WHAT YOU SHOULD DO - Copy each line below in which the string "this" occurs.

── RECORDS FOR THE EXERCISE ──

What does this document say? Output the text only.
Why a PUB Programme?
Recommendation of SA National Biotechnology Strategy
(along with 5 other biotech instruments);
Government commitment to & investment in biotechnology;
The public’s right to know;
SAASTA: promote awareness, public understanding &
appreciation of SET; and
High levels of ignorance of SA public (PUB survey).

───
── RECORDS FOR THE EXERCISE ──

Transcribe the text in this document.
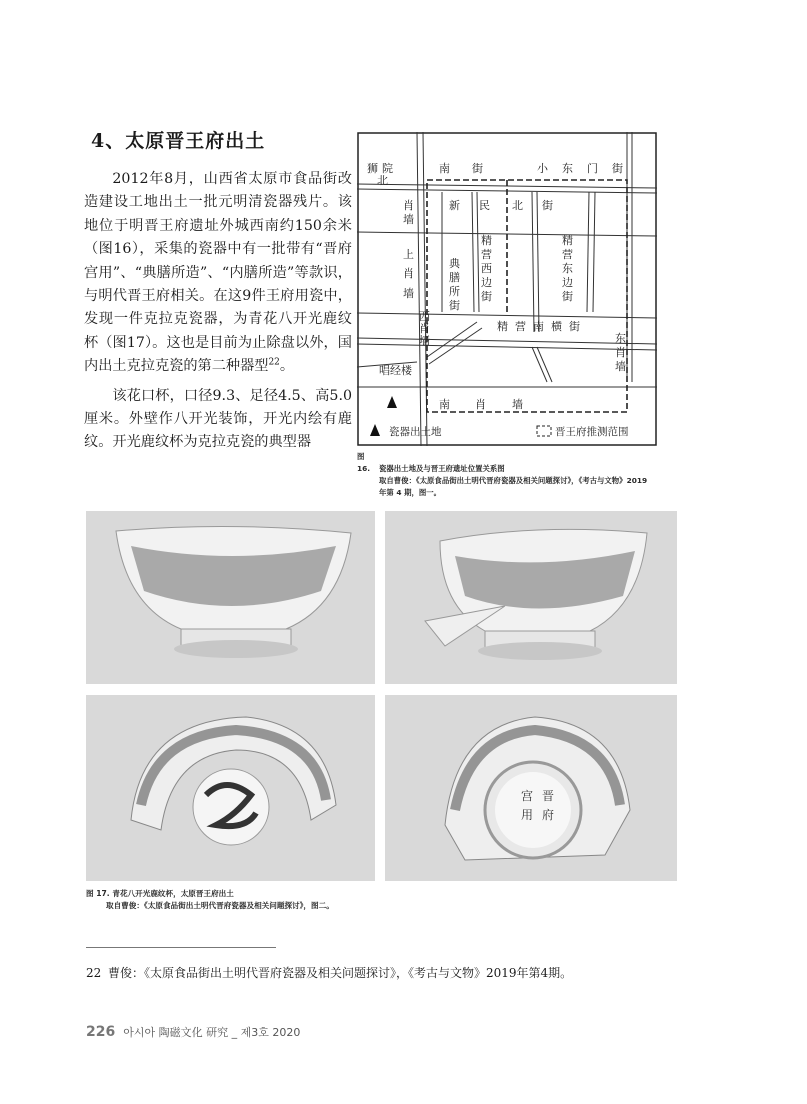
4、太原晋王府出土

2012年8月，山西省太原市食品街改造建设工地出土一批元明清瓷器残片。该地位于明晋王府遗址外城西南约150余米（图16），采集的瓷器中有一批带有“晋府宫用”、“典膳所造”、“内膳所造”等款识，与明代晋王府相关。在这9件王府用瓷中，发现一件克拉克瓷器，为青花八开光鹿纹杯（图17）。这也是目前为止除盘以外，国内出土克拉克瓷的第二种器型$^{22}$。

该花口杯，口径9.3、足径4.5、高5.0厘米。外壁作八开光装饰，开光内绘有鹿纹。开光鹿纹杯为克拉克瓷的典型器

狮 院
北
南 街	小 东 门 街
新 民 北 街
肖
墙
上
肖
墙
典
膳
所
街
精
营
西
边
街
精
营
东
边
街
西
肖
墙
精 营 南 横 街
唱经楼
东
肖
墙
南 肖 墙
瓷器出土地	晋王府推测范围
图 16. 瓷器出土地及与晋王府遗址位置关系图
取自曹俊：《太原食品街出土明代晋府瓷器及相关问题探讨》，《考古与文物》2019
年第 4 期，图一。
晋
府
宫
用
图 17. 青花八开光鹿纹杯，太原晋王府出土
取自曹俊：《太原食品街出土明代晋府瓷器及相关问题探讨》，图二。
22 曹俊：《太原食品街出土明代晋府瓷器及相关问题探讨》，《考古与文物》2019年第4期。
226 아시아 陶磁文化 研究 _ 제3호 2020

───
── RECORDS FOR THE EXERCISE ──

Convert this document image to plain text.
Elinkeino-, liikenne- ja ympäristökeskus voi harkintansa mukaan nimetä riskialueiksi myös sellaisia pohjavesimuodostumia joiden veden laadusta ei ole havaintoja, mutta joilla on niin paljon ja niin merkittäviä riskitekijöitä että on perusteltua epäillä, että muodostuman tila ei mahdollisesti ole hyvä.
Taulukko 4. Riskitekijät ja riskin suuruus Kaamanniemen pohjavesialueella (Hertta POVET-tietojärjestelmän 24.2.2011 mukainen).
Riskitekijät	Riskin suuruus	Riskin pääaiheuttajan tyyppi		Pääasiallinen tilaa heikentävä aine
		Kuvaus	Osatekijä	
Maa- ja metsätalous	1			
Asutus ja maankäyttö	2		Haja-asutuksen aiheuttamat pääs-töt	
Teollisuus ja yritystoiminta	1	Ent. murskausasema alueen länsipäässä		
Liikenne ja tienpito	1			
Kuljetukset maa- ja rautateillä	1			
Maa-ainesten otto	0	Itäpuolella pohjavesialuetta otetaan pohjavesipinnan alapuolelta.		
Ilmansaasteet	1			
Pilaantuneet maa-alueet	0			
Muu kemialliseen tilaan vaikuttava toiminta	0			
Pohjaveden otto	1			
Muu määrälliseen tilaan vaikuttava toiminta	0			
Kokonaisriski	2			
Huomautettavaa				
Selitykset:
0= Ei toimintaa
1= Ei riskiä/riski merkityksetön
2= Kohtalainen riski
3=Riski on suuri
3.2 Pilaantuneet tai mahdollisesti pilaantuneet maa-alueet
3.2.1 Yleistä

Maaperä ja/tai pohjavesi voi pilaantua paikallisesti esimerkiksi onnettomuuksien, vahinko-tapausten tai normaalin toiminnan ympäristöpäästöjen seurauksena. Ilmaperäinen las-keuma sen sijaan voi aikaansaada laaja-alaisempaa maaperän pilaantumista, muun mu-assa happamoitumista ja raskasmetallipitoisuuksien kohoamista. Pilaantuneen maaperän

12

───

REPLY -
What does this document say? Output the text only.
Transcribe the text in this document.
Convert this document image to plain text.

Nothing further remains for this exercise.